— start Exercise data —

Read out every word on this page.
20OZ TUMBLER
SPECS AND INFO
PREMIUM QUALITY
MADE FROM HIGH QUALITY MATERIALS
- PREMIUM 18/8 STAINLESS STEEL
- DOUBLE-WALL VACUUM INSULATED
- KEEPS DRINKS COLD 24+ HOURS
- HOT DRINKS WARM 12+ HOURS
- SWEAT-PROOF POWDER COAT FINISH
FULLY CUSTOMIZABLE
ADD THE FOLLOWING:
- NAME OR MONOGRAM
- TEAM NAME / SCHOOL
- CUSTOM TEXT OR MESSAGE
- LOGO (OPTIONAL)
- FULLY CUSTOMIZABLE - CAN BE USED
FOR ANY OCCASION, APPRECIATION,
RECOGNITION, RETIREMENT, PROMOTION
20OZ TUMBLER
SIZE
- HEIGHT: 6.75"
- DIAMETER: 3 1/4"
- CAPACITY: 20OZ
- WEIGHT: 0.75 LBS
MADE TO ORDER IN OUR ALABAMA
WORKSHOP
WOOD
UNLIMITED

— end Exercise data —

What needs to be done.
Return the listing above word for word.

Exercise answer.
Read out every word on this page.
20OZ TUMBLER
SPECS AND INFO
PREMIUM QUALITY
MADE FROM HIGH QUALITY MATERIALS
- PREMIUM 18/8 STAINLESS STEEL
- DOUBLE-WALL VACUUM INSULATED
- KEEPS DRINKS COLD 24+ HOURS
- HOT DRINKS WARM 12+ HOURS
- SWEAT-PROOF POWDER COAT FINISH
FULLY CUSTOMIZABLE
ADD THE FOLLOWING:
- NAME OR MONOGRAM
- TEAM NAME / SCHOOL
- CUSTOM TEXT OR MESSAGE
- LOGO (OPTIONAL)
- FULLY CUSTOMIZABLE - CAN BE USED
FOR ANY OCCASION, APPRECIATION,
RECOGNITION, RETIREMENT, PROMOTION
20OZ TUMBLER
SIZE
- HEIGHT: 6.75"
- DIAMETER: 3 1/4"
- CAPACITY: 20OZ
- WEIGHT: 0.75 LBS
MADE TO ORDER IN OUR ALABAMA
WORKSHOP
WOOD
UNLIMITED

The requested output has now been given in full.